> _THE REQUEST_: Find each line containing the string "health". Copy it.

______

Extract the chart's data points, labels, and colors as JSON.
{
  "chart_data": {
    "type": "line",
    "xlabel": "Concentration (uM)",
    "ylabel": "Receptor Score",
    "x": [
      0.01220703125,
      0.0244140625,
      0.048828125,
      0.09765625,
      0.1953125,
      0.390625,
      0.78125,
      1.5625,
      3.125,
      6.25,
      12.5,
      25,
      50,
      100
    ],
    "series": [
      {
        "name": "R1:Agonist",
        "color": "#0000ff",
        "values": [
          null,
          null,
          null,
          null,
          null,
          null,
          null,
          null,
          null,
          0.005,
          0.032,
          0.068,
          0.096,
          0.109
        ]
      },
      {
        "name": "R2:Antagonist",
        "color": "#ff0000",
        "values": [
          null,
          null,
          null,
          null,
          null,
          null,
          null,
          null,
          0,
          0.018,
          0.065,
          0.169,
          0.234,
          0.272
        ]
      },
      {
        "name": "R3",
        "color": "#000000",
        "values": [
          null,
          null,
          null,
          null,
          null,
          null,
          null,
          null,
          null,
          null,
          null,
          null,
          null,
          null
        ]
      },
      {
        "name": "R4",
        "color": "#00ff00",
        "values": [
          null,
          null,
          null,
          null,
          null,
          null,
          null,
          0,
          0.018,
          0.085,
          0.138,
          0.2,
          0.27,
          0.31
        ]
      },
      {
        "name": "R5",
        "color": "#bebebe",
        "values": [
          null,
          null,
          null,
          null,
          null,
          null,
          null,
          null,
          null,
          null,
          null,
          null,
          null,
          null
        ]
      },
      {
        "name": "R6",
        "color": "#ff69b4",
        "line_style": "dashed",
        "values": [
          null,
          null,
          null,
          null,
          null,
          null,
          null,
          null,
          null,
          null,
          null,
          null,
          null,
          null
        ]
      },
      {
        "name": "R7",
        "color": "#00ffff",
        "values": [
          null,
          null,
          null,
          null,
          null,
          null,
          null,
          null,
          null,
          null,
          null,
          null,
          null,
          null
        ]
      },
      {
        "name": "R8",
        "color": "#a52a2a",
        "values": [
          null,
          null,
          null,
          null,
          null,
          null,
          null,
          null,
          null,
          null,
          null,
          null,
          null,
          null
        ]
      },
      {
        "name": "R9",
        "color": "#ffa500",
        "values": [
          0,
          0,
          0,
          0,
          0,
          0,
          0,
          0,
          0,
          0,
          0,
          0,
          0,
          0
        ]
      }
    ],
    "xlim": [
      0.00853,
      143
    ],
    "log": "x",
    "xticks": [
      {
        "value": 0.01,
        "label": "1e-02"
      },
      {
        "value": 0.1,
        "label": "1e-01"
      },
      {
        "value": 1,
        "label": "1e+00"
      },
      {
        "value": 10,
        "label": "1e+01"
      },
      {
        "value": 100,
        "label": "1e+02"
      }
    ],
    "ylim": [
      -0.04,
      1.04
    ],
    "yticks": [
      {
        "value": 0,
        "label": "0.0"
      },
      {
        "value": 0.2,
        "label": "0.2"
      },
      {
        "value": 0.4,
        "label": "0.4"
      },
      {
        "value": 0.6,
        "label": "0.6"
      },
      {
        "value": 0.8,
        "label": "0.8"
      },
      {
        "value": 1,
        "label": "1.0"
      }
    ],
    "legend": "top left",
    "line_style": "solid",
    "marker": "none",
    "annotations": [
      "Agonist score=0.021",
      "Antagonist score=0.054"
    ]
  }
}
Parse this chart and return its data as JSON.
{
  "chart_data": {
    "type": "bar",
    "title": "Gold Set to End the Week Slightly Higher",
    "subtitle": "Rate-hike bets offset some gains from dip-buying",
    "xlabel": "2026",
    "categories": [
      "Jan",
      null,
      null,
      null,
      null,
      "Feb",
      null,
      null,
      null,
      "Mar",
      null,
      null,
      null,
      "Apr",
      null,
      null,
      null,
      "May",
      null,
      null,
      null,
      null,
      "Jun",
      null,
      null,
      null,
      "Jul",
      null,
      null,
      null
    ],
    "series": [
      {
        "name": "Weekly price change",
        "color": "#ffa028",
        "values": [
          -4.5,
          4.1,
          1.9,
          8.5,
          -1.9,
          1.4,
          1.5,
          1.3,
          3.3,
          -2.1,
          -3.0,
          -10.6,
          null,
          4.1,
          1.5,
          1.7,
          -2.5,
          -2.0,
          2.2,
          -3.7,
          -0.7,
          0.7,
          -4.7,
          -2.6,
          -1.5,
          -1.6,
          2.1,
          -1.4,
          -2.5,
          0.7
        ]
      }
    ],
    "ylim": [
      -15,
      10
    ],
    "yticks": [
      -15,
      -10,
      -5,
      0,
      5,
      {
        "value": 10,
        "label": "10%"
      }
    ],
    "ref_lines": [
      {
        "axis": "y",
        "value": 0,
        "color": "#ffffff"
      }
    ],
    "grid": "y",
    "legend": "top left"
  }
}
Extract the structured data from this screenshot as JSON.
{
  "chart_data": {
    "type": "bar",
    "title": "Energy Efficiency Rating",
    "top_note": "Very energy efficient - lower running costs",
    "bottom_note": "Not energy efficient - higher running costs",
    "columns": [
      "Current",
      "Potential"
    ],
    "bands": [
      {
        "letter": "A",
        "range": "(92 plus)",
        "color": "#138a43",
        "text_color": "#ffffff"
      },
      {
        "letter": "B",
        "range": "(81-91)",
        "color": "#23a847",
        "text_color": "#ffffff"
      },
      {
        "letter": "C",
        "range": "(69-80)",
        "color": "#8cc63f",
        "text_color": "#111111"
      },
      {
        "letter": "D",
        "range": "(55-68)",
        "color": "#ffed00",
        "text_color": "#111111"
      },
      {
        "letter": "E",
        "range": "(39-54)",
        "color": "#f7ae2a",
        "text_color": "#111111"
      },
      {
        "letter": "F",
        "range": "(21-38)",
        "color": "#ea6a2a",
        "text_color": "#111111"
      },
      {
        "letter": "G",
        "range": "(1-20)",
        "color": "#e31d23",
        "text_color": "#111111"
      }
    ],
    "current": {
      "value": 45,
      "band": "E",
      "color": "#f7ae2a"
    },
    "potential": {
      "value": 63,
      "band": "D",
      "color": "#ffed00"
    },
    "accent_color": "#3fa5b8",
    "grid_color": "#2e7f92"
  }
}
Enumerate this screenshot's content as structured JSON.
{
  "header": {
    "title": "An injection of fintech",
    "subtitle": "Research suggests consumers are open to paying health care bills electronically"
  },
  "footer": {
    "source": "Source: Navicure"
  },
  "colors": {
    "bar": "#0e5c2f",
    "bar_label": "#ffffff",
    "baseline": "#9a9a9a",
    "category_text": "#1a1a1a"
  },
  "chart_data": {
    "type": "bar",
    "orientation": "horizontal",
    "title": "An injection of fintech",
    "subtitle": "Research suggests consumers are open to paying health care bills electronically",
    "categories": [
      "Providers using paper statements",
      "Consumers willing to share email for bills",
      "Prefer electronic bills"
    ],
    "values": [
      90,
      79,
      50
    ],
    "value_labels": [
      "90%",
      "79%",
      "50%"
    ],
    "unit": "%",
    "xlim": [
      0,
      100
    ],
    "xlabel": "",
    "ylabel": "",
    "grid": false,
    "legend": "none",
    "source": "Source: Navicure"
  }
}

______

> _SOLUTION_:
    "subtitle": "Research suggests consumers are open to paying health care bills electronically"
    "subtitle": "Research suggests consumers are open to paying health care bills electronically",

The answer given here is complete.